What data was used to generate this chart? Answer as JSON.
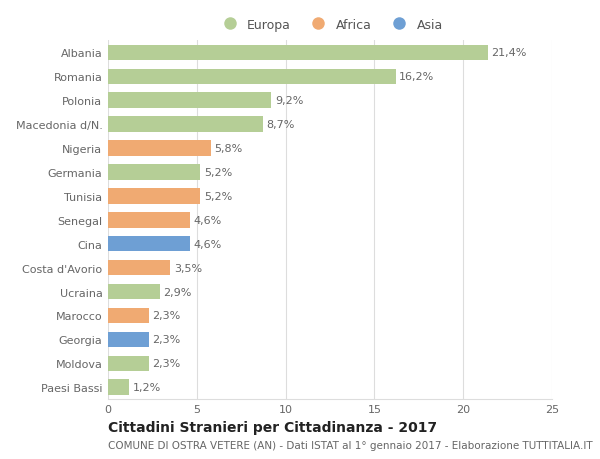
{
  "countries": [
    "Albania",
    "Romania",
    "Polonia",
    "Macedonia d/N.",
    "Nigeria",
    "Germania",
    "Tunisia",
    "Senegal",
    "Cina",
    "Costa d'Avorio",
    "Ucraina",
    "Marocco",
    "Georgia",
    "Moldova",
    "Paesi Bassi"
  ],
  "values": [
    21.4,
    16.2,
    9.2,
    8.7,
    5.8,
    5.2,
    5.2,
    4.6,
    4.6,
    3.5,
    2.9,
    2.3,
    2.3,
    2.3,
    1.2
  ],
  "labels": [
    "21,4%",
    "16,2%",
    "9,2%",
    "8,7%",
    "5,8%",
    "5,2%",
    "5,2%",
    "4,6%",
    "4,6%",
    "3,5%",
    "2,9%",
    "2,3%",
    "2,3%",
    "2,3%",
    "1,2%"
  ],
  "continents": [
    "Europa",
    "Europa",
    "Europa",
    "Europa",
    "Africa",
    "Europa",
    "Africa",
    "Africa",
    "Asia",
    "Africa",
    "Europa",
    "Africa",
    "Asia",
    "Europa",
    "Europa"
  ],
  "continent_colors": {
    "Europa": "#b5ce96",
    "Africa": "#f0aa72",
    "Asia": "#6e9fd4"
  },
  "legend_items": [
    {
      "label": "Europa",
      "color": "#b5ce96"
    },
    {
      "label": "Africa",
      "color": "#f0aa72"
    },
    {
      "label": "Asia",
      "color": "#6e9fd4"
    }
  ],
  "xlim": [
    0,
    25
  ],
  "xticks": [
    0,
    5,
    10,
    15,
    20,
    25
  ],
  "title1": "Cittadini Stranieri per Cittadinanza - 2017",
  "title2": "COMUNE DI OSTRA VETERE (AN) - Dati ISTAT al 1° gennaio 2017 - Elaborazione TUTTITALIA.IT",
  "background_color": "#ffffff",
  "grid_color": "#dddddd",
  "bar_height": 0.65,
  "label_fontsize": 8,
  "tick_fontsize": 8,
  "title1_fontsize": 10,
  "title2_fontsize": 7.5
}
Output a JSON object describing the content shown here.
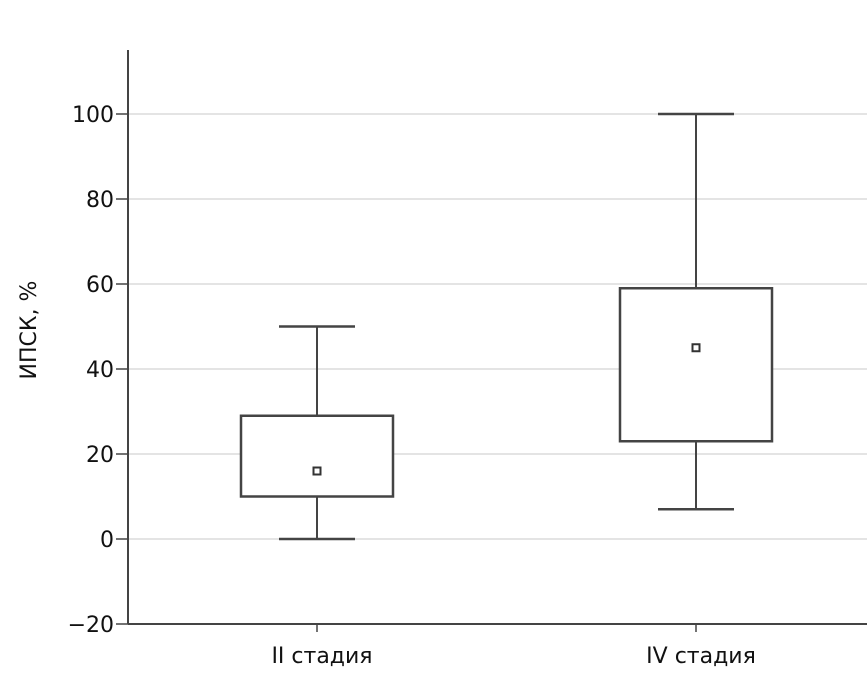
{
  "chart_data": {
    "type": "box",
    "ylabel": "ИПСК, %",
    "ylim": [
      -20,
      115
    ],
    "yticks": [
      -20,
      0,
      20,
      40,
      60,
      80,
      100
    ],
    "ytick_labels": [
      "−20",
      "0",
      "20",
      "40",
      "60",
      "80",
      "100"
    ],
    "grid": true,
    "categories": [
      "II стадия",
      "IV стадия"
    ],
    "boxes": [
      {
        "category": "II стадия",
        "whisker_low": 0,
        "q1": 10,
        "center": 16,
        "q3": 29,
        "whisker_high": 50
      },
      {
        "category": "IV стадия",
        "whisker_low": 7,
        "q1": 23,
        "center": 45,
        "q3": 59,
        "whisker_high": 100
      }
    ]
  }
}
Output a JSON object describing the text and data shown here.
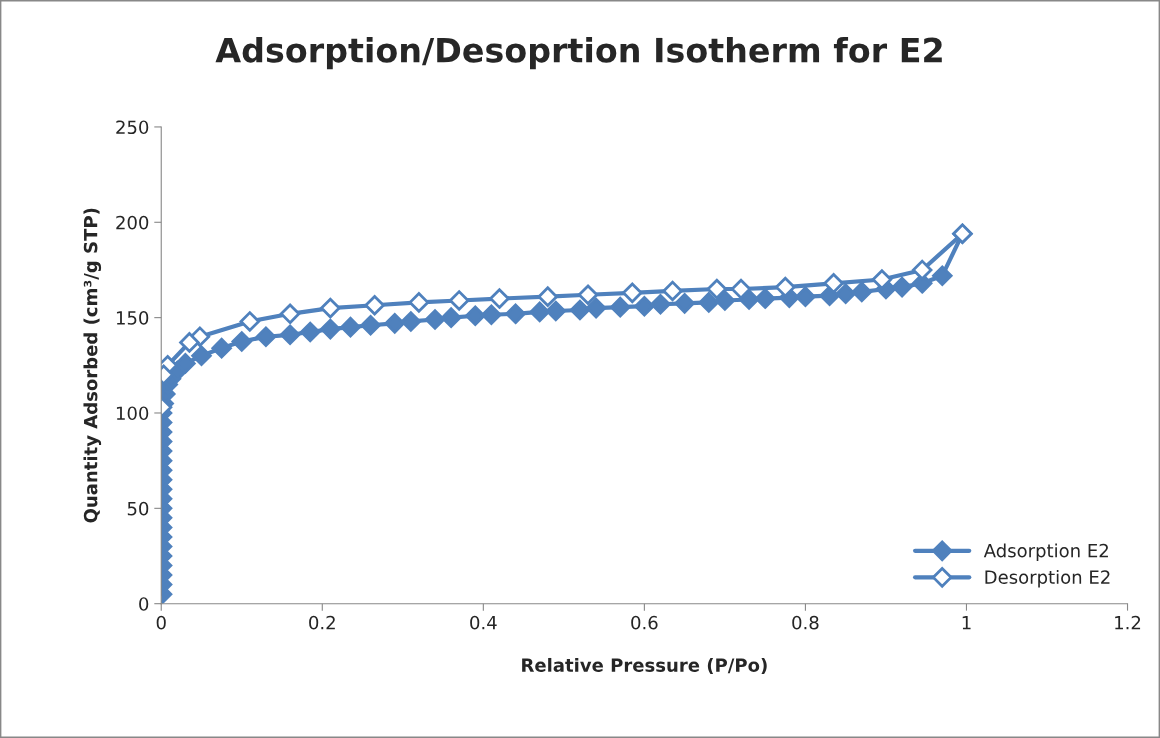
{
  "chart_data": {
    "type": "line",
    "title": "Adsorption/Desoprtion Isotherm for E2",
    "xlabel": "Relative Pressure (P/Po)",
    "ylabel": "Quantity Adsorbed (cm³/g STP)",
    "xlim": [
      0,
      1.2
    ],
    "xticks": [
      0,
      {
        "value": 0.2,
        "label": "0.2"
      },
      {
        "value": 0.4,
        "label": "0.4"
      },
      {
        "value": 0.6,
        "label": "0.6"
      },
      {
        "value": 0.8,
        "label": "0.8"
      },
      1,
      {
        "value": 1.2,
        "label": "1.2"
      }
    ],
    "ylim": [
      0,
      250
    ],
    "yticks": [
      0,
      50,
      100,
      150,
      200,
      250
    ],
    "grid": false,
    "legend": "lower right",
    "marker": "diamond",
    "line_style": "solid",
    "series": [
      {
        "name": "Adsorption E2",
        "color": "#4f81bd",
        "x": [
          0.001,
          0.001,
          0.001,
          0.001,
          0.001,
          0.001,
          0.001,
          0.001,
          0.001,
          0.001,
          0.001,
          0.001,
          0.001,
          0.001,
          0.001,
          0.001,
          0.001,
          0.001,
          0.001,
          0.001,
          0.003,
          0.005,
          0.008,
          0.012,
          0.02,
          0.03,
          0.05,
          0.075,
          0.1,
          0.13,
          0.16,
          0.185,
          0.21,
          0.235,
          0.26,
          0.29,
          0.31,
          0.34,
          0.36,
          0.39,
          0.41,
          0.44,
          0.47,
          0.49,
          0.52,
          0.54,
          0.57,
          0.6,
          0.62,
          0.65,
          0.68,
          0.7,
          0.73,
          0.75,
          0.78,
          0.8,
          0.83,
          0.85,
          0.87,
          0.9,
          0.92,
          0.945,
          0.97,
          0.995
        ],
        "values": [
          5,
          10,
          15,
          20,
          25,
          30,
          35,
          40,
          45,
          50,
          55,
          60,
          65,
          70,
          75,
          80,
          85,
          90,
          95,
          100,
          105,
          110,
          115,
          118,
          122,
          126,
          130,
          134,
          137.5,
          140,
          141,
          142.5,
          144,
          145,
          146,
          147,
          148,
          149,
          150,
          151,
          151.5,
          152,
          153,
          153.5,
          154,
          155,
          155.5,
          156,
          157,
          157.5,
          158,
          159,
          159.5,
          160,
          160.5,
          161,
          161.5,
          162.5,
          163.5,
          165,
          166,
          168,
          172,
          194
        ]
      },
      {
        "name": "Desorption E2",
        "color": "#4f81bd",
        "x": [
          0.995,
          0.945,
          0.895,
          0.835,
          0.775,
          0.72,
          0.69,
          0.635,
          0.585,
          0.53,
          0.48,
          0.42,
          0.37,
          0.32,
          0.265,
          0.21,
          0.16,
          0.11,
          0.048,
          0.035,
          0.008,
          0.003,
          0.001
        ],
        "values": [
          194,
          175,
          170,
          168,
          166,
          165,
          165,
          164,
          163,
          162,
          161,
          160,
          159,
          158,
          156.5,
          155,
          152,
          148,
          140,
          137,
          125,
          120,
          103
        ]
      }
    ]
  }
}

THE TASK
Go through the material and copy out every line with "стадия" in it.

RESULT OF THE TASK
      "II стадия",
      "IV стадия"
        "category": "II стадия",
        "category": "IV стадия",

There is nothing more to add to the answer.